# Document passage start

Sunday, January 07, 2018

A Brief Meditation on Religion and Science in the United States (excerpt from a manuscript)

I'm currently working on a book about the past, present, and future of religion and science in the United States. The manuscript is due December 1. I thought I'd provide a peek into the book's current state.

America has always had a dialectical relationship with science and religion, that is to say, with rationality and order, as well as feeling and conversion. And since I begin this study with European settlements in the West and the East, it is even anachronistic to speak of “America” or “the United States.” Nonetheless, a dialectical—and sometimes contentious—relationship exists between these two forces, which of course, continues to the present day.

# Document passage end
# Entries start

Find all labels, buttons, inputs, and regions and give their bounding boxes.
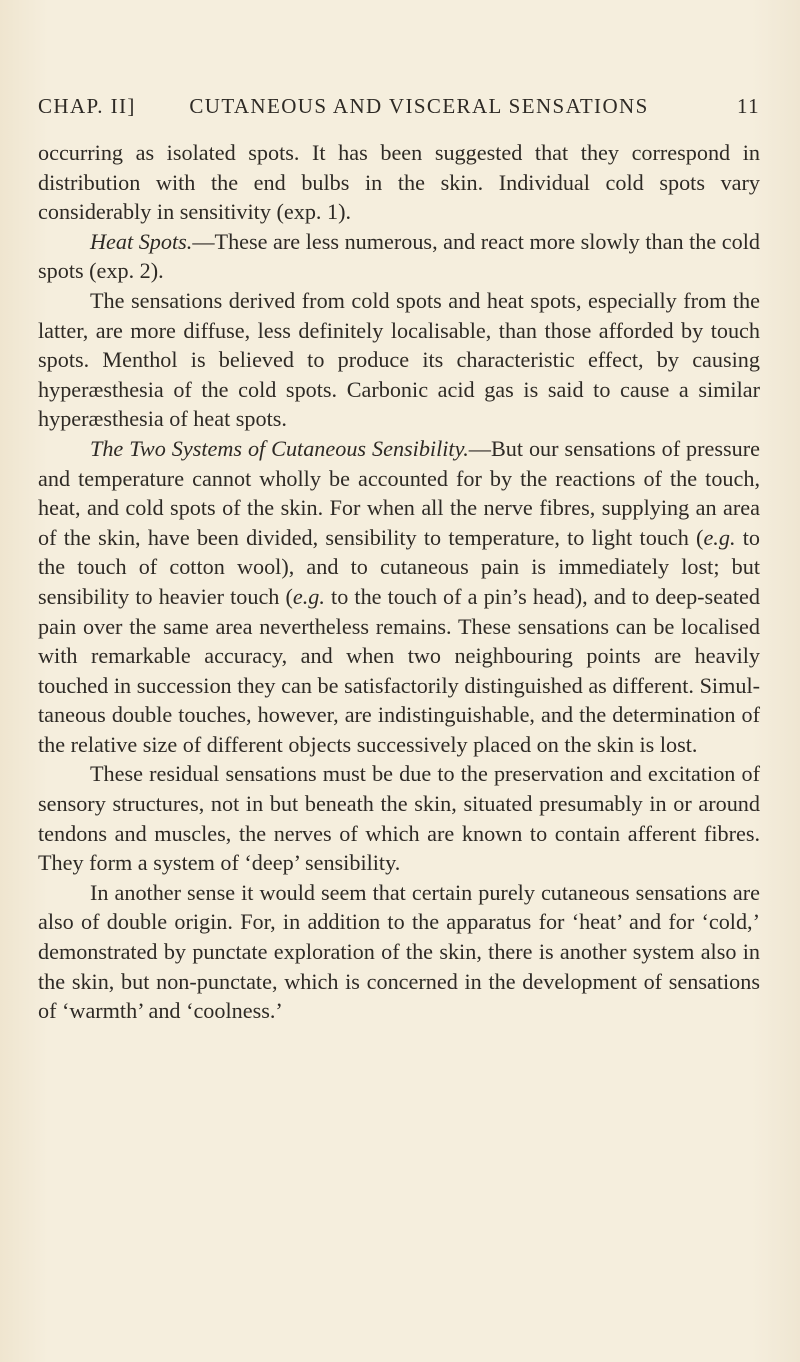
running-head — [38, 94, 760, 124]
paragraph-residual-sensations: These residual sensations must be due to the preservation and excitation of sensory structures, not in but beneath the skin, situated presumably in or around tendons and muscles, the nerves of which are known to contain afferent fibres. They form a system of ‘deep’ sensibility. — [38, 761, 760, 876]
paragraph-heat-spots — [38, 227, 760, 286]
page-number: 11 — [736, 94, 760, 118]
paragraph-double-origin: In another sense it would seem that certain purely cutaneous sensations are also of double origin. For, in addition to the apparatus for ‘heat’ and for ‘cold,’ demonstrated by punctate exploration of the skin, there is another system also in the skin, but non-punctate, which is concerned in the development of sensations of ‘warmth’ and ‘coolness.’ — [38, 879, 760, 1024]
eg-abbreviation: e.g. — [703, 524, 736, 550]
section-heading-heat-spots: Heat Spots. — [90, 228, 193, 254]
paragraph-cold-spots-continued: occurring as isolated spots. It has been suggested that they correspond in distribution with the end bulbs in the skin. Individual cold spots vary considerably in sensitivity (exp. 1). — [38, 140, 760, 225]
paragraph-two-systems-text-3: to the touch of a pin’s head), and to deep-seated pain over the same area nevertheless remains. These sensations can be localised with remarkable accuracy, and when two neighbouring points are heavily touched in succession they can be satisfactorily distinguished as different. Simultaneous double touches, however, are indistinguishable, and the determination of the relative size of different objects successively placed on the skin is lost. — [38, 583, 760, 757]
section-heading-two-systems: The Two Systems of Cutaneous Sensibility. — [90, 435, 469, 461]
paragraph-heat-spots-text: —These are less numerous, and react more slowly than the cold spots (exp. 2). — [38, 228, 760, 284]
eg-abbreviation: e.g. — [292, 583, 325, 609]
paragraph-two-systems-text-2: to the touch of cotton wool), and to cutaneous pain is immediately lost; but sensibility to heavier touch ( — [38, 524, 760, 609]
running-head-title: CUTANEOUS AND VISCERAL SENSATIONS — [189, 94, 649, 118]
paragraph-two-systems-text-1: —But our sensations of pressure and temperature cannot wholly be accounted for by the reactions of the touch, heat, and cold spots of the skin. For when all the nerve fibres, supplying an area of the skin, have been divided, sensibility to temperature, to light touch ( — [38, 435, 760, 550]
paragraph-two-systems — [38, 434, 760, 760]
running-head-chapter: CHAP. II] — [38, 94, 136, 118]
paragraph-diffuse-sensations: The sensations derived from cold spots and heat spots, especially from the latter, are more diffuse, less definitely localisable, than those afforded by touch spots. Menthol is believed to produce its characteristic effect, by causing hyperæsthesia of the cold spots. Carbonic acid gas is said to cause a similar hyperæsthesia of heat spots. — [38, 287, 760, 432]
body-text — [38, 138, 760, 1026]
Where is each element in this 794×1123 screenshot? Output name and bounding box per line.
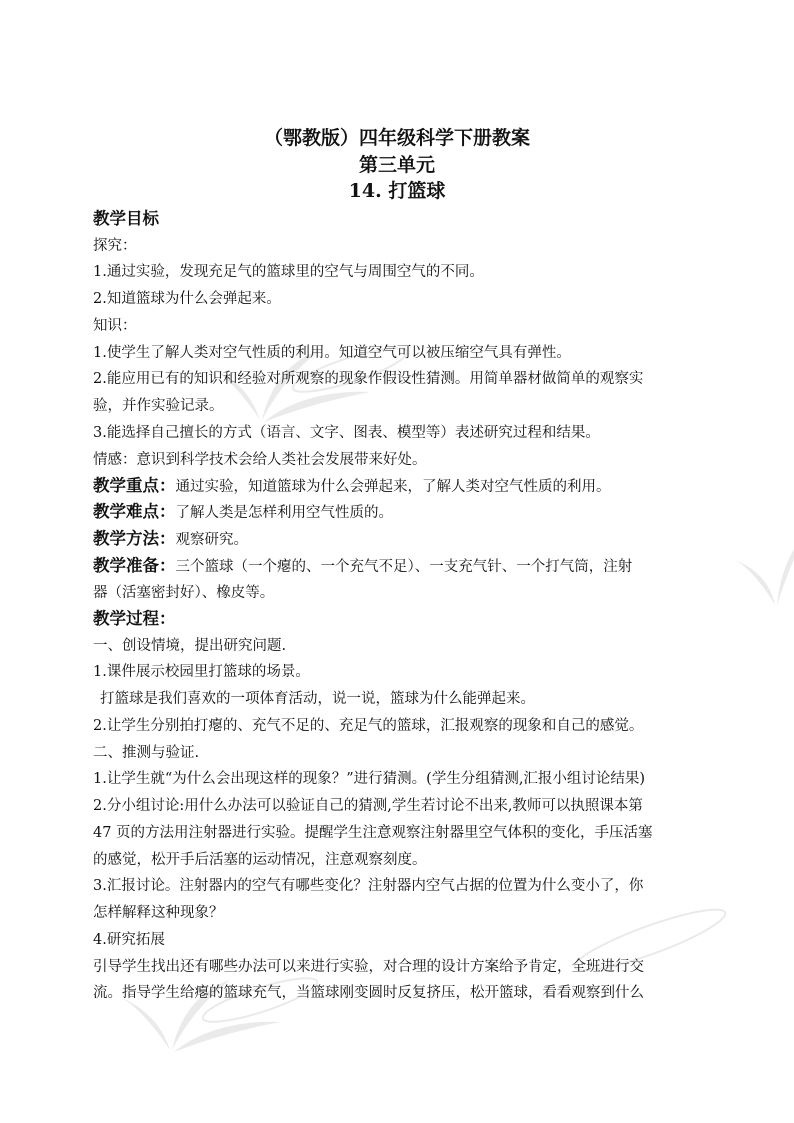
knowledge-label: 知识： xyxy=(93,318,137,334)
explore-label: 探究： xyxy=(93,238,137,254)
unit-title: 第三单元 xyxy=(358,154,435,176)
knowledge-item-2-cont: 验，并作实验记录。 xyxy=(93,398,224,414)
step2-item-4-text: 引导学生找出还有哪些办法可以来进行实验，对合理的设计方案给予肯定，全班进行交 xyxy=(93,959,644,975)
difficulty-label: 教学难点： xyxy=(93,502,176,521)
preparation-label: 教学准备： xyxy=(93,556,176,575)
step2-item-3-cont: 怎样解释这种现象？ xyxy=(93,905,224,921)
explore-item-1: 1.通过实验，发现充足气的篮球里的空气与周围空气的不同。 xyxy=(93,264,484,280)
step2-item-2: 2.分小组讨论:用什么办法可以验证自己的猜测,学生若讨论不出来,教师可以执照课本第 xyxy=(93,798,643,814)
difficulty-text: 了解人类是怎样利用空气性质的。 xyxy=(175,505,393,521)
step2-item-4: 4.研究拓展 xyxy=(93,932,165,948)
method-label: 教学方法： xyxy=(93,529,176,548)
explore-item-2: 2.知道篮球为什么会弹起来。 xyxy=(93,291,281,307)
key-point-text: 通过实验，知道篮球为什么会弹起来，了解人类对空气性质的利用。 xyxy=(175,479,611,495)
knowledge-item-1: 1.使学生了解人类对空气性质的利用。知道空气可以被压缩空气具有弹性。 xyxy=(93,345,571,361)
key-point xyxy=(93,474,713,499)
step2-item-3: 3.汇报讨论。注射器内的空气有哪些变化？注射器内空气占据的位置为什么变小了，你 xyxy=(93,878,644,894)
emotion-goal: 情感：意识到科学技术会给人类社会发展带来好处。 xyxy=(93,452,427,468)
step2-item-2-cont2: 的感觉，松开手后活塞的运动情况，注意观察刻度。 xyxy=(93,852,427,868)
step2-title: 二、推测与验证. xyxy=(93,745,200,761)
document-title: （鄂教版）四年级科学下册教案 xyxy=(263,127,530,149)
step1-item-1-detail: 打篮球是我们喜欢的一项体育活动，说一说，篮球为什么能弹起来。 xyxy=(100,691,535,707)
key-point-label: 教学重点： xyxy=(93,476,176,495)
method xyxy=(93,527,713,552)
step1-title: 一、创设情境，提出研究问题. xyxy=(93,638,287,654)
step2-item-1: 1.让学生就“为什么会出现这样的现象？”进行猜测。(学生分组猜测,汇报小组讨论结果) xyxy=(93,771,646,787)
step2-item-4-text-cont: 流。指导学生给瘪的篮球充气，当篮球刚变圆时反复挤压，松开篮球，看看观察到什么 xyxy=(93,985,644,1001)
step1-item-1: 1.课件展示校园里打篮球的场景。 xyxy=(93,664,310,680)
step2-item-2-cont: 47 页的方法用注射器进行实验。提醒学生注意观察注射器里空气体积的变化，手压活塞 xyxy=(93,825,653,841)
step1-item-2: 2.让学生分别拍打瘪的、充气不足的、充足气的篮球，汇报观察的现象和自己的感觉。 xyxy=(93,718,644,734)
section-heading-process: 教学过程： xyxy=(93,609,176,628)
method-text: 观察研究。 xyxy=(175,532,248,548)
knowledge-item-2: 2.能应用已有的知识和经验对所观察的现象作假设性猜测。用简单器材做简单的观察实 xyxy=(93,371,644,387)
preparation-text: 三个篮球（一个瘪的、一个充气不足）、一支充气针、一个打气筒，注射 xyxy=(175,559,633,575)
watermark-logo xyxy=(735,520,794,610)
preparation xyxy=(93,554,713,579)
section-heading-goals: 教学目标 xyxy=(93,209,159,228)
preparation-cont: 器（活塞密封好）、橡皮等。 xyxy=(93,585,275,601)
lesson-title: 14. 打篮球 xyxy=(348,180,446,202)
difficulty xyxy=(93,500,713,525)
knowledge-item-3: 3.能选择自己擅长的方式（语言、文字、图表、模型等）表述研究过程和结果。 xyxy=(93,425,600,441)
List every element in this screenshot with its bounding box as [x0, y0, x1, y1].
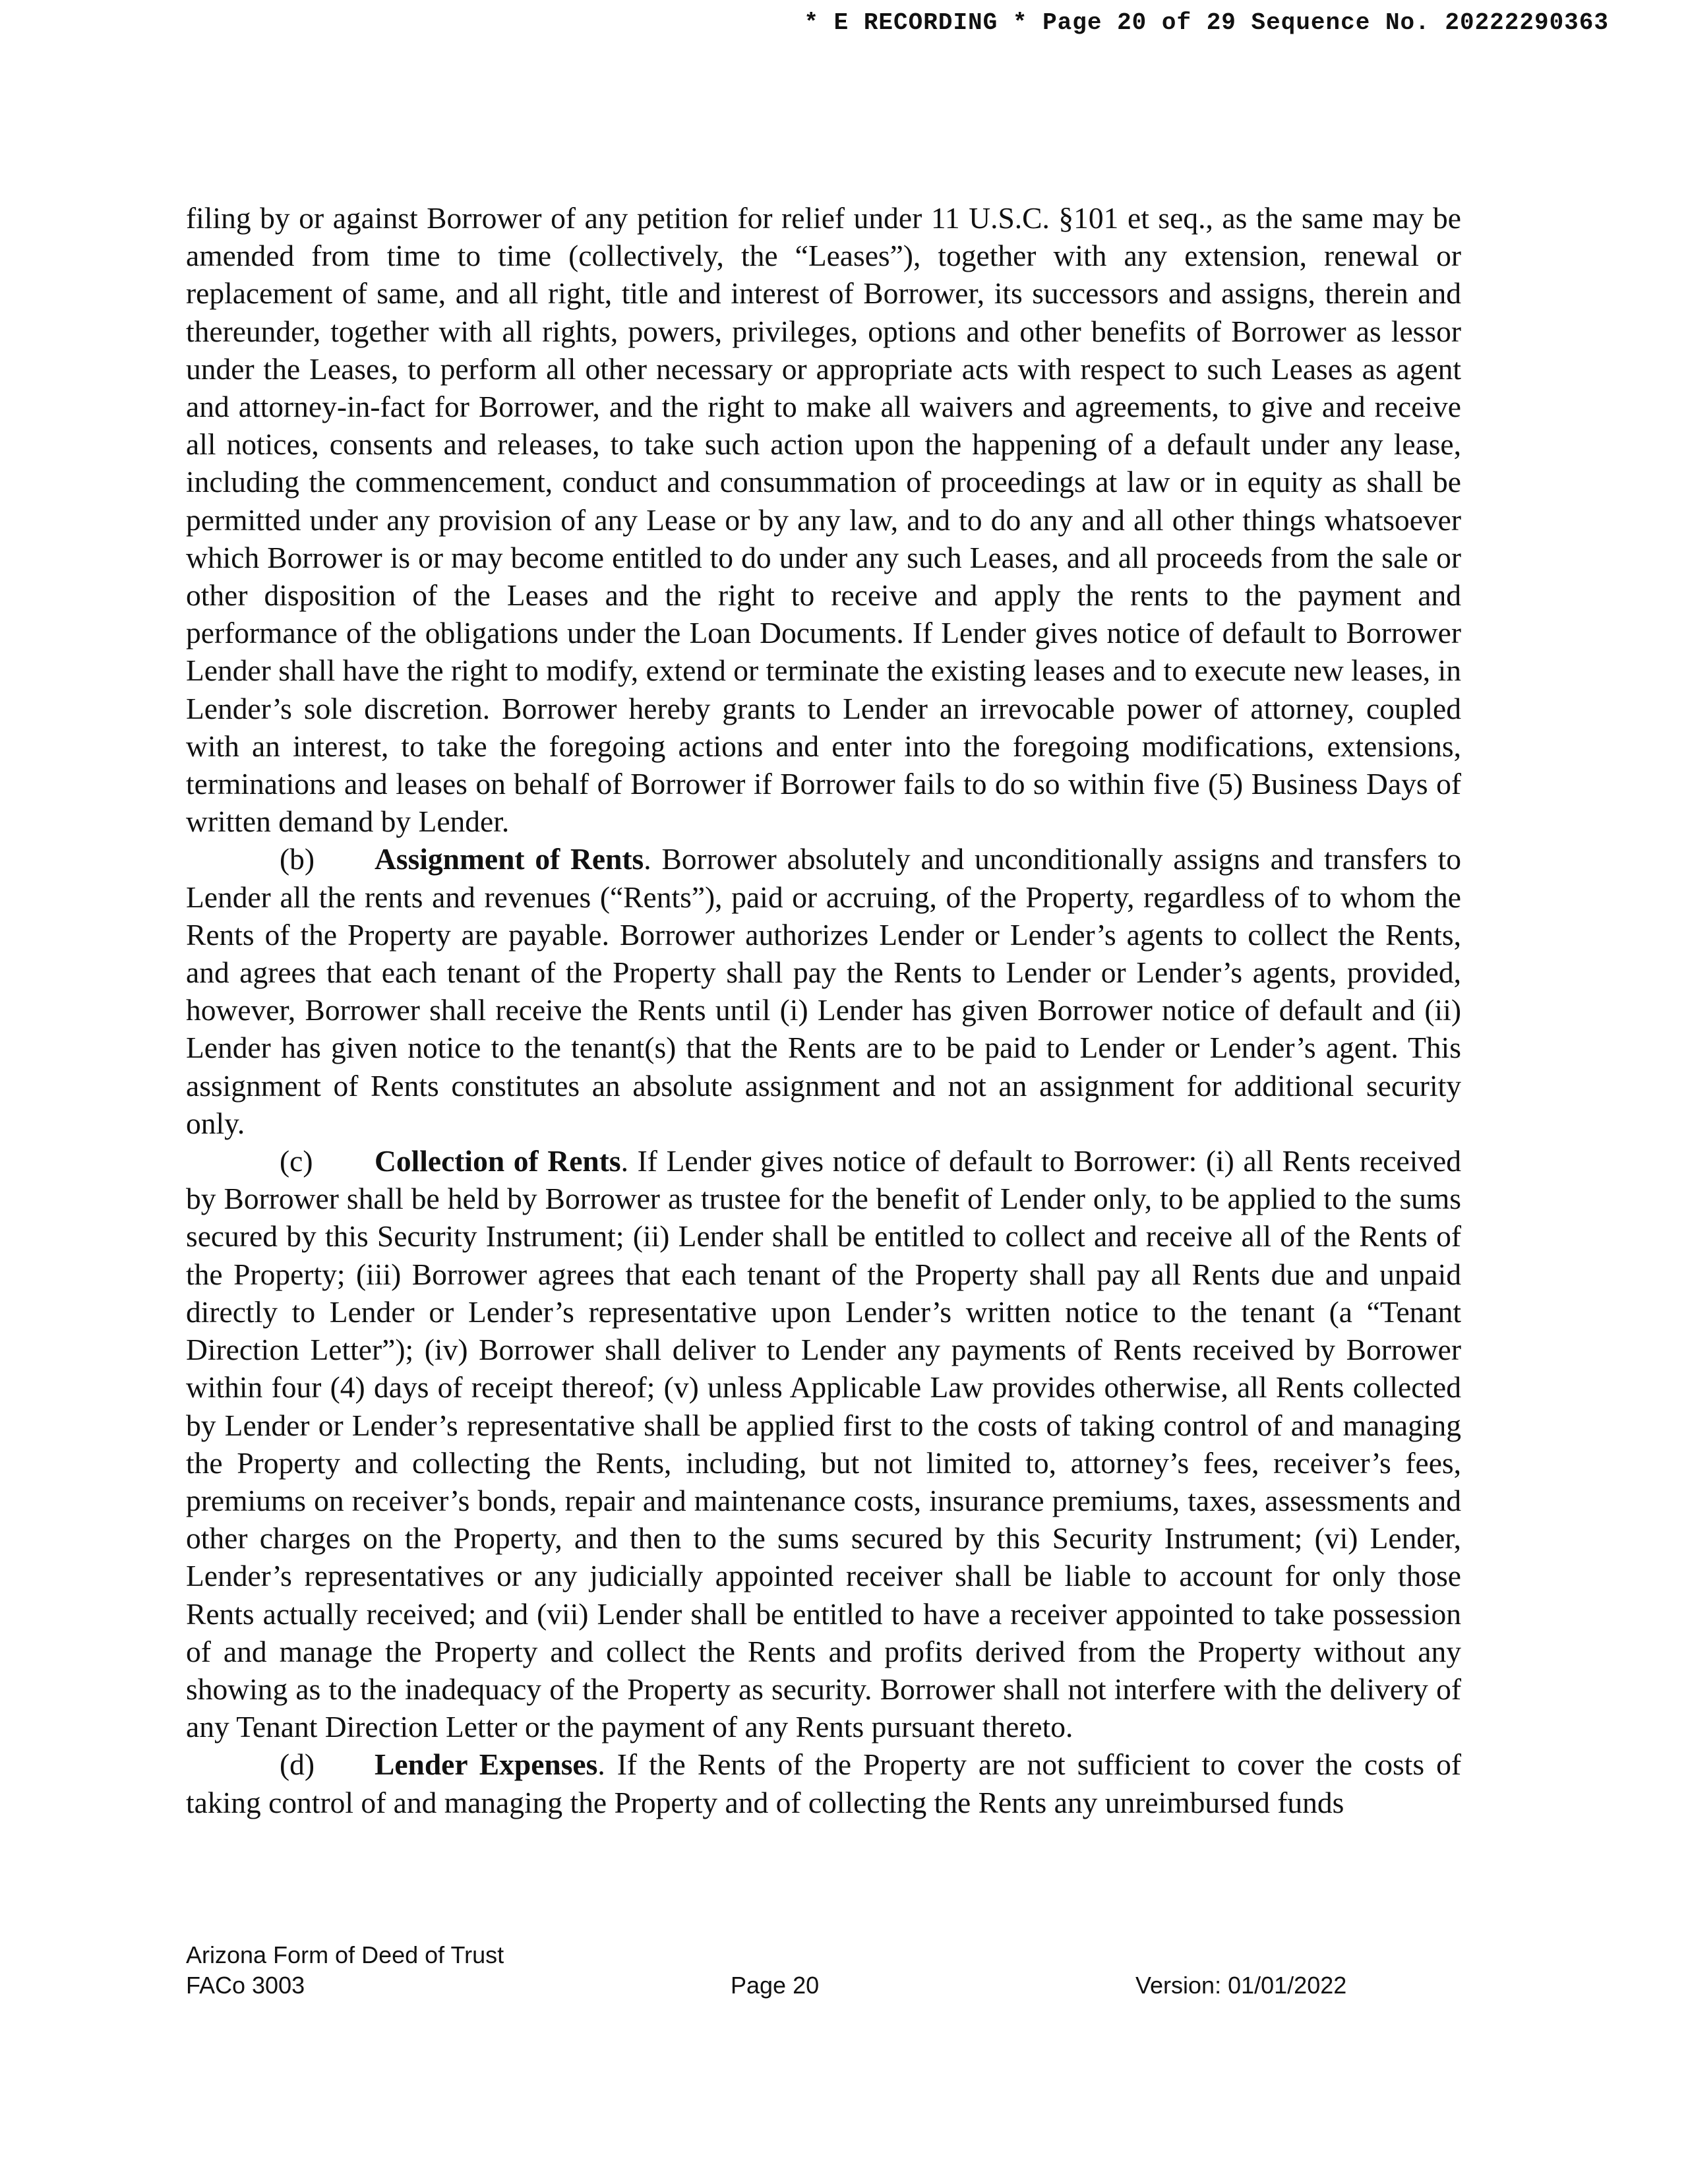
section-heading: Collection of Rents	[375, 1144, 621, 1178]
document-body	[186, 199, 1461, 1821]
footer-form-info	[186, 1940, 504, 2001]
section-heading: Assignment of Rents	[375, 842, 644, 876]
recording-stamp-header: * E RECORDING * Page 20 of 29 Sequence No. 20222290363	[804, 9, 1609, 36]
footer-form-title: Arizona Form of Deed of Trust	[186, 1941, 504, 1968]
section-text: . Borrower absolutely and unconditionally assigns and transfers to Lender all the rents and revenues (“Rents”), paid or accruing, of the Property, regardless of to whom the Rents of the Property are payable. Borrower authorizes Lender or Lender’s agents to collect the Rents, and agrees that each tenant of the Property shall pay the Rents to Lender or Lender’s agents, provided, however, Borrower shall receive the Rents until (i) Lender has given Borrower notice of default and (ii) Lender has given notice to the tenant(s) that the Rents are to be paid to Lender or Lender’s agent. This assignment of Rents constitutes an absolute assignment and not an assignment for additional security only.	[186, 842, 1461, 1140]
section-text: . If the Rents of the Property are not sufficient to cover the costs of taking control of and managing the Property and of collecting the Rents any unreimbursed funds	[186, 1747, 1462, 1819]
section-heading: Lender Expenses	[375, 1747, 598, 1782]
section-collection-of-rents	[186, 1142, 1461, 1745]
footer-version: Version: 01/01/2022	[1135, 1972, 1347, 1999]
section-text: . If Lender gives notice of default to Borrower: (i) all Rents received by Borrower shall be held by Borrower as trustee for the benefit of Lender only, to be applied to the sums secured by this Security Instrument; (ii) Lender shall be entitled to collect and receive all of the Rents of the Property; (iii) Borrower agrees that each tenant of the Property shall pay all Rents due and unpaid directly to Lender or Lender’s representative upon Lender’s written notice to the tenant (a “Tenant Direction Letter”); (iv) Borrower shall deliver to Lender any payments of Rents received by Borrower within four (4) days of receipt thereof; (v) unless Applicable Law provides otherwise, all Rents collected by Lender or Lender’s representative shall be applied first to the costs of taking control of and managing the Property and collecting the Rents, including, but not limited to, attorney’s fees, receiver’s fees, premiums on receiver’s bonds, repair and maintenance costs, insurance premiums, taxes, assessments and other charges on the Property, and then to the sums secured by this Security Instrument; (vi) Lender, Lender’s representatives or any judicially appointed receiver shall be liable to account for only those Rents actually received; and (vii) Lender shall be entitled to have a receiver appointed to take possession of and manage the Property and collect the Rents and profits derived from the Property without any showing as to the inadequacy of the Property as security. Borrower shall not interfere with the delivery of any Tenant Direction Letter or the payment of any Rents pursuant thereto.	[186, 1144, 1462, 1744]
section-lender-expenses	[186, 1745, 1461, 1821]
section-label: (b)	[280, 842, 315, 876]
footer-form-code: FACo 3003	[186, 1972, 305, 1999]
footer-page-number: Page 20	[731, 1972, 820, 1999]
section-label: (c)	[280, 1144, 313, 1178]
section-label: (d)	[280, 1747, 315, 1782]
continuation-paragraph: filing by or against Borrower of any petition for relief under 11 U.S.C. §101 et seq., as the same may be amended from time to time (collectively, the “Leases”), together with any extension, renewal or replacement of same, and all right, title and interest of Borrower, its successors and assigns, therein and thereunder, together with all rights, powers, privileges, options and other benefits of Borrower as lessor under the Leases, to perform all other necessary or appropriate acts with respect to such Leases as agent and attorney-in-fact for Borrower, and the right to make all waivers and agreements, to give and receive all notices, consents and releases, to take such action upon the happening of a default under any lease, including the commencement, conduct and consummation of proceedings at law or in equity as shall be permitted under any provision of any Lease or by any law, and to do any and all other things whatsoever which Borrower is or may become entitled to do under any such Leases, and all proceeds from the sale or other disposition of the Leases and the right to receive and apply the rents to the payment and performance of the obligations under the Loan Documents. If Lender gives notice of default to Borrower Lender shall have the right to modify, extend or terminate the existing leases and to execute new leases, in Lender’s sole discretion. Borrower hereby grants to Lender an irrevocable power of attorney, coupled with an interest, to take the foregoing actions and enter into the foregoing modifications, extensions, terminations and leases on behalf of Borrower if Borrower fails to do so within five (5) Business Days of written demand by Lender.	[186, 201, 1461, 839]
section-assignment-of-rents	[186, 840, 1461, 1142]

# Entries end

Directions:
• 1. Transcribe the passage on religion and science in the United States, starting with "Sunday, January 07, 2018" and going on through "book's current state.".
• 2. In the excerpt on religion and science in the United States, condense the paragraph that opens "America has always had a dialectical relationship" into two shorter sentences that keep its main points.
• 3. Write the next part of the manuscript excerpt on religion and science in the United States, picking up after its final sentence.
The entries aren't needed here.

Answer set:
• 1.
Sunday, January 07, 2018

A Brief Meditation on Religion and Science in the United States (excerpt from a manuscript)

I'm currently working on a book about the past, present, and future of religion and science in the United States. The manuscript is due December 1. I thought I'd provide a peek into the book's current state.

• 2. America's relationship with science and religion, meaning rationality and order as well as feeling and conversion, has always been dialectical and sometimes contentious, and it continues to the present day. Because the study begins with European settlements in the West and the East, even the names "America" and "the United States" are anachronistic.

• 3.
To use the scientist and philosopher Alfred North Whitehead’s categories, as Americans, we are often poised between “the force of our religious intuitions, and the force of our impulse to accurate observation and logical deduction” (Science and the Modern World, 181). From this citation, it sounds perhaps that religion is solely emotional. Whitehead does later comment in the chapter devoted to “Religion and Science” (from which this quote emerges) that 
“Religion is the vision of something which stands beyond, behind, and within, the passing flux of immediate things; something which is real, and yet waiting to be realised; something which is a remote possibility, and yet the greatest of present facts; something that gives meaning to all that passes, and yet eludes apprehension; something whose possession is the final good, and yet is beyond all reach; something which is the ultimate ideal, and the hopeless quest.” A. N. Whitehead, Science and the Modern World, 191-2.
That is to say, religion seeks to put us in connection with a broader Reality behind the reality we see. It is not simply an emotion, but an intuition of Something or Someone greater than we are.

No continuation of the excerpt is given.